## Task set
(A) According to the RDB Shredder documentation page, which project does RDB Shredder use to load enriched events?
(B) Continue the RDB Shredder documentation page from where it stops.

## Passage shown

┄┄┄┄┄┄

Skip to content

Relational Database Shredder

Anton Parkhomenko edited this page Nov 3, 2018 · 5 revisions

HOME > SNOWPLOW TECHNICAL DOCUMENTATION > Storage > Relational Database Shredder

1. Overview

Relational Database Shredder (RDB Shredder for short) is a Spark job allowing you to split (shred) Snowplow enriched events, produced by Spark Enrich into separate enrities. RDB Shredder makes use of the scala-common-enrich project to load enriched events.

You will typically run the RDB Shredder jar as part of an EMR jobflow, started by EmrEtlRunner. It is designed to be used downstream of Spark Enrich and upstream of RDB Loader.

RDB Shredder has two primary tasks:

  1. Shred enriched event into atomic-events TSV and associated JSONs
  2. Make event_ids for all events unique

2. Usage

RDB Shredder need to be used as an EMR step submitted by EmrEtlRunner, which exactly knows what arguments need to be passed. In classic batch pipeline there's no need to know about any RDB Shredder internals, everything should be handled by EmrEtlRunner.

┄┄┄┄┄┄

## Collected data

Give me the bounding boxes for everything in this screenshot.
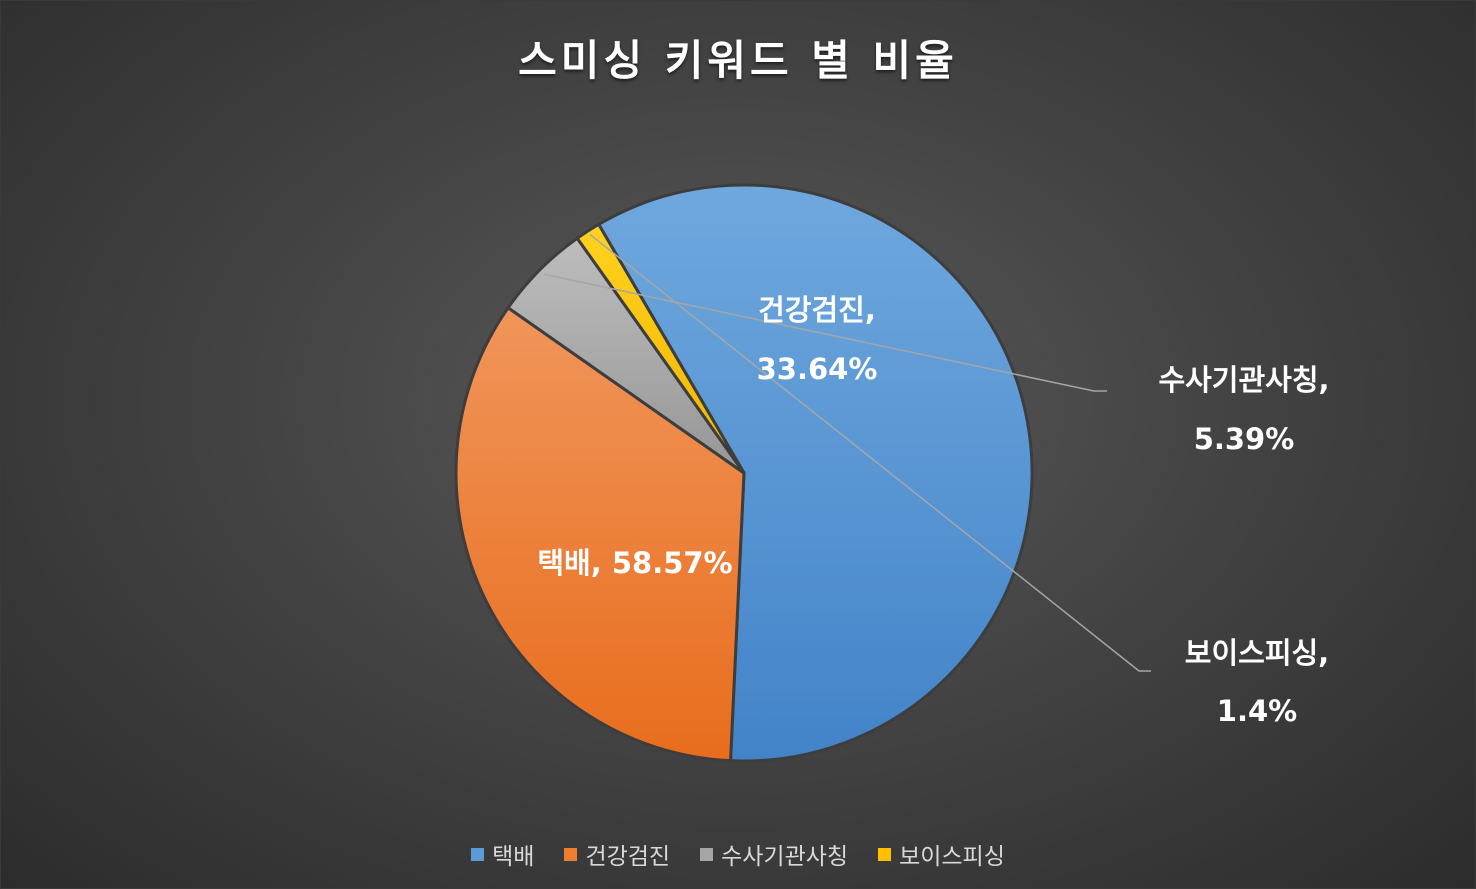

┄┄┄┄┄┄

## Answers to the exercise
(A) The scala-common-enrich project.

(B)
In case one wants to submit RDB Shredder step manually, it accepts following arguments:

  • --input-folder <path> S3 or HDFS path with enriched TSV data. Required
  • --output-folder <path> S3 or HDFS path to output shredded data. Required
  • --bad-folder <path> S3 or HDFS path to output data that failed processing. Required
  • --iglu-config <resolver.json> accepts full base64-encoded Iglu Resolver JSON configuration. Used to validate Storage Target JSON config. Required
  • --duplicate-storage-config <config.json> base64-encoded JSON file, providing a configuration for event manifest table. Optional
  • --processing-manifest-table <name> processing manifest DynamoDB table name. Optional
  • --item-id <id> in case processing manifest is used, this option provides an id for processed item. Optional and usable only with processing manifest

3. Shredding

Snowplow enriched event is a 131-column TSV file, produced by Spark Enrich. Each line contains all information about a specific event, including its id, timestamps, custom and derived contexts and much more.

Shredding is the process of splitting the EnrichedEvent TSVs into the following parts:

  1. Atomic events. a TSV line very similar to EnrichedEvent but not contining JSON fields (contexts, derived_contexts and unstruct_event). The results will be stored in a path similar to shredded/good/run=2016-11-26-21-48-42/atomic-events/part-00000 and will be available to load via RDB Loader or directly via Redshift COPY.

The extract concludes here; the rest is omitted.